— Tasks —
**A)** Based on the smartphone excerpt below, say whether each statement agrees with it. Answer yes or no for each, and quote the words from the excerpt that decide it.
(i) SitOrSquat is an app for finding public restrooms.
(ii) The writer already has an app that reads handwritten Chinese characters on menus.
(iii) NextBus is described as an app.
**B)** In the smartphone excerpt below, which transit maps does the writer use in New York?
**C)** Carry on the smartphone excerpt below from its last sentence, keeping the writer's voice.

But for most people — and as the technology gets cheaper, billions more people will have access to the machines — a smartphone will change their lives and most likely for the better. The little improvements in life will matter. How? Don’t get me started.  
1. I am never lost.  
It is more than the Google Maps on a smartphone that keep me from going in the wrong direction. Transit maps like Pocket MUNI for when I am in San Francisco or NYC Mate and iTrans NYC for when I am in New York help prevent me from getting lost underground. NextBus, a wonderful Web site that monitors the arrival of city buses in many big cities, is a godsend.
As is SitOrSquat, an app for finding public restrooms.
And it is not just the maps. The translation software on a smartphone like Google Translate with its ability to “hear” foreign languages  is good enough that I could ask a stranger in a strange land how to find a bathroom without resorting to the desperate use of pantomime.
I can also navigate nearly any menu — although I am still waiting for an app that can read handwritten Chinese characters on a menu. (If an app like Leafsnap can distinguish a mulberry leaf from a sycamore leaf, why can’t a phone translate the specials written on the walls?)

— Dataset —

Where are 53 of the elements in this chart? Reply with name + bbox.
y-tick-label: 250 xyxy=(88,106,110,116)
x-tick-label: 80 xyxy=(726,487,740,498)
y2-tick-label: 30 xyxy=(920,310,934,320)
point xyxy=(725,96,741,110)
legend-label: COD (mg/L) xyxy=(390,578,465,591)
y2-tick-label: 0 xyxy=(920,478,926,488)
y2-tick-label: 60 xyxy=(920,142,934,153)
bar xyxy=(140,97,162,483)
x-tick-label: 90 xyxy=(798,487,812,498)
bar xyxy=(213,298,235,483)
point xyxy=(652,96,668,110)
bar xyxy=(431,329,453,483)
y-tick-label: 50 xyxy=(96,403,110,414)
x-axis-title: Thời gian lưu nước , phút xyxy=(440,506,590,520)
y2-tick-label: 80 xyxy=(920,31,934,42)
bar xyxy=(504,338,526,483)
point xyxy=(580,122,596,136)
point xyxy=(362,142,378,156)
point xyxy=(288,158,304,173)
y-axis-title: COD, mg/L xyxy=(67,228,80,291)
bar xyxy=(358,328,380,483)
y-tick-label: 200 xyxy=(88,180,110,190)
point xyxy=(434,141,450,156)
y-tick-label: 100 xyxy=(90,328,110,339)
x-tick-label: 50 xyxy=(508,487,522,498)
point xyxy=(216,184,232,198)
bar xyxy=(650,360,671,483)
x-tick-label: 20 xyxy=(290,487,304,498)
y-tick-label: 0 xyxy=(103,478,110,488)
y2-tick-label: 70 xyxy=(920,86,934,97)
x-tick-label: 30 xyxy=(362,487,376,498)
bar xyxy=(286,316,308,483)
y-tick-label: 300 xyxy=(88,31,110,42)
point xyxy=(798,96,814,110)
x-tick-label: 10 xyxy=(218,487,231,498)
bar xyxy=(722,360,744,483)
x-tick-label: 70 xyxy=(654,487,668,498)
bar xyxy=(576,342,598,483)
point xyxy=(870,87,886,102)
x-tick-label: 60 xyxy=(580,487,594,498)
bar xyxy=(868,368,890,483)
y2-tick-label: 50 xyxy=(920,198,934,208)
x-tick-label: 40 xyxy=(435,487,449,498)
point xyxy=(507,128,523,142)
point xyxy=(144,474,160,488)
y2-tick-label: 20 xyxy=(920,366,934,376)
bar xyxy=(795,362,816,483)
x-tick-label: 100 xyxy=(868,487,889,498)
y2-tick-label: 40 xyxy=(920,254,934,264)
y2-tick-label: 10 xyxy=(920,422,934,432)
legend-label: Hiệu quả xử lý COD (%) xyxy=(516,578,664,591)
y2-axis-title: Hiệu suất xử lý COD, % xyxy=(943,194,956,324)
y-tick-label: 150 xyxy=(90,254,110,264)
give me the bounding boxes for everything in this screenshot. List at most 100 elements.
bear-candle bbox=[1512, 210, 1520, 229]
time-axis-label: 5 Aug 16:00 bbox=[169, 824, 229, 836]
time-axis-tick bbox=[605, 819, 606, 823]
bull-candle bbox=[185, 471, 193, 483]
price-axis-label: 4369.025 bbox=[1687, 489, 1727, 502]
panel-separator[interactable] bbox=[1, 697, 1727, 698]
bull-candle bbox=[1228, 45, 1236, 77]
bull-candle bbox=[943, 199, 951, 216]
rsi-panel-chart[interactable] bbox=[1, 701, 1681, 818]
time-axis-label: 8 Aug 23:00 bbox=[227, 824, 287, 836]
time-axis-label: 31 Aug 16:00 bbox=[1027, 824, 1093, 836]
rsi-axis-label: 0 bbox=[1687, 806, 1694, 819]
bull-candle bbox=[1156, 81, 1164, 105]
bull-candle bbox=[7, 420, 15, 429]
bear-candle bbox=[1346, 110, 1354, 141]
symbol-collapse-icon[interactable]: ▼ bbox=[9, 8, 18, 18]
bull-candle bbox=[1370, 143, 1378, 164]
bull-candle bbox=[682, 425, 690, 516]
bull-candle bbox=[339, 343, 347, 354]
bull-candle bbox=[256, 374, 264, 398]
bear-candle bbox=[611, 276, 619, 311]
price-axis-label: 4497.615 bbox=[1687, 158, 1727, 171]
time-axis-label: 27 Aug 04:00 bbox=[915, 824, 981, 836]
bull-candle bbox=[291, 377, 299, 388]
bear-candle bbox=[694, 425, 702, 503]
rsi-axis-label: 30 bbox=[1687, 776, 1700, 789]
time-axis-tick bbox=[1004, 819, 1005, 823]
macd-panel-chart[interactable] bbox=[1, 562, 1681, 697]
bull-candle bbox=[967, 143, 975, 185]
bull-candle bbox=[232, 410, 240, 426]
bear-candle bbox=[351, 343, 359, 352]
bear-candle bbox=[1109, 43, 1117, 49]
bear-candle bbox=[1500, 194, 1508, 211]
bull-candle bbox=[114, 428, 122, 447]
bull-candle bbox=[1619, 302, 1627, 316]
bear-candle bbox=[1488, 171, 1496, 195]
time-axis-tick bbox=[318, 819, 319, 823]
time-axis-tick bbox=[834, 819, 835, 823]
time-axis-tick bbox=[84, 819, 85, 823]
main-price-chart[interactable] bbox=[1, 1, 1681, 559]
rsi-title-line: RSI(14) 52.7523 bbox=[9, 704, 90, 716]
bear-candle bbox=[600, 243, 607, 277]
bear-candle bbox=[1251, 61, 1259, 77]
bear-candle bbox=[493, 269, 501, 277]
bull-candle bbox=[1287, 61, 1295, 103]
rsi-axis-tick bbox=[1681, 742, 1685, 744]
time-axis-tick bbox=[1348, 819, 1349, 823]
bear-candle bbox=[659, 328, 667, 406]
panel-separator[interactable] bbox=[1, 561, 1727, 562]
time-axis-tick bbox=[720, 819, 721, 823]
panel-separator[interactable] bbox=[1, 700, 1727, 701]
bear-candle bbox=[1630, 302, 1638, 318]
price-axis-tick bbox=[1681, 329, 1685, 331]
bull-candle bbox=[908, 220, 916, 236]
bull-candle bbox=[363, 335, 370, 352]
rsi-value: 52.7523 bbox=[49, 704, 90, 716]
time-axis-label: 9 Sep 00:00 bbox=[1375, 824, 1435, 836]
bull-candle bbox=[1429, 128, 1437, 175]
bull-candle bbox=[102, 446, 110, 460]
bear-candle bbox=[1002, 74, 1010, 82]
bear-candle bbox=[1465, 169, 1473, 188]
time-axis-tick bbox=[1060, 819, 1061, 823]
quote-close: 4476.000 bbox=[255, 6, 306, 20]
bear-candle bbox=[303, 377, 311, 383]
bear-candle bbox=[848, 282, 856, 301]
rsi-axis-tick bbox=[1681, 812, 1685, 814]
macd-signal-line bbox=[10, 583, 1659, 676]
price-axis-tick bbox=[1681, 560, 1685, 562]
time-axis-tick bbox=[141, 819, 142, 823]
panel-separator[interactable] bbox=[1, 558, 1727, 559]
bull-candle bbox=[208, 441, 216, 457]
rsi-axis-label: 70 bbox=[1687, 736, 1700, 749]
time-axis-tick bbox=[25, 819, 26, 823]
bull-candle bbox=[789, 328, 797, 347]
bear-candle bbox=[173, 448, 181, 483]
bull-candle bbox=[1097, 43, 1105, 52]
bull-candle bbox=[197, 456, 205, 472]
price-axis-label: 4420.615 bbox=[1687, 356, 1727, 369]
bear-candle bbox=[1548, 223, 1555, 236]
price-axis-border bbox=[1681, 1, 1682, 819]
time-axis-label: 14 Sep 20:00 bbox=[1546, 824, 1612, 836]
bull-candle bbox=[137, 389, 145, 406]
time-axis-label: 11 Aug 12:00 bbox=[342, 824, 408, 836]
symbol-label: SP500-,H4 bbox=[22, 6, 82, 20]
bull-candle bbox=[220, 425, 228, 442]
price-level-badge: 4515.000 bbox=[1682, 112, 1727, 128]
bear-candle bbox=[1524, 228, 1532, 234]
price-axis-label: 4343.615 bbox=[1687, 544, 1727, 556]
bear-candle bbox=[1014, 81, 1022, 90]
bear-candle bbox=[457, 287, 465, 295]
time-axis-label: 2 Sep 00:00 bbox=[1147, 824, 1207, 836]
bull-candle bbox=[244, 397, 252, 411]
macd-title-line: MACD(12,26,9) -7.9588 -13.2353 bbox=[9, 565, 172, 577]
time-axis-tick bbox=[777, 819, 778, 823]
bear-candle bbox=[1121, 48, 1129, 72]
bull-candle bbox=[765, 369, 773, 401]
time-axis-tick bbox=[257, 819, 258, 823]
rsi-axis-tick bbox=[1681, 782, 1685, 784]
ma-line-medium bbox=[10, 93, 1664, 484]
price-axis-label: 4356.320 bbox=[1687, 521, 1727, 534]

— Results of the tasks —
**A)**
(i) Yes: "As is SitOrSquat, an app for finding public restrooms."
(ii) No: "although I am still waiting for an app that can read handwritten Chinese characters on a menu."
(iii) No: "NextBus, a wonderful Web site that monitors the arrival of city buses in many big cities, is a godsend."

**B)** NYC Mate and iTrans NYC.

**C)**
The anxiety that I felt traveling has nearly disappeared. Best of all, I never look like a tourist anymore because instead of a map signaling “Mug me” or “Fleece me,” I am just one more person staring into the phone.
(The corollary to this is that I am never late. Actually, I suspect that I am late a lot more than I ever was. But now the guilt is gone. I figure I keep no one waiting by calling ahead.)
2. I never pay too much.
Speaking of getting fleeced, the phone relieves the anxiety of thinking — no, knowing — that somewhere you could have bought it for less. There are apps like SnapTell, which gives you the price of books online when you snap a picture of the cover, and Hipmunk for airfares. Going to price comparison sites is nothing new, but having them available in the store is.
3. I am never bored or wasting time.
The slow checkout line? The delayed flight? These are no longer sources of distress. They are opportunities to relax by playing games, listening to the soundtrack of your life that is always with you or reading.
It gives me a chance to catch up on all the online articles that I saved using Instapaper, which automatically downloads them to my phone in readable format. I’ve started buying books and magazine subscriptions because it is so handy to carry my bookshelf with me on the phone.
There is a downside to all this information all the time. It aggravates another disorder — a short attention span. It’s not wasting time to flit from one thing to another, often stopping at Google or in-phone reference guides. That’s just the price I pay for the next benefit.
4. I am never without an answer.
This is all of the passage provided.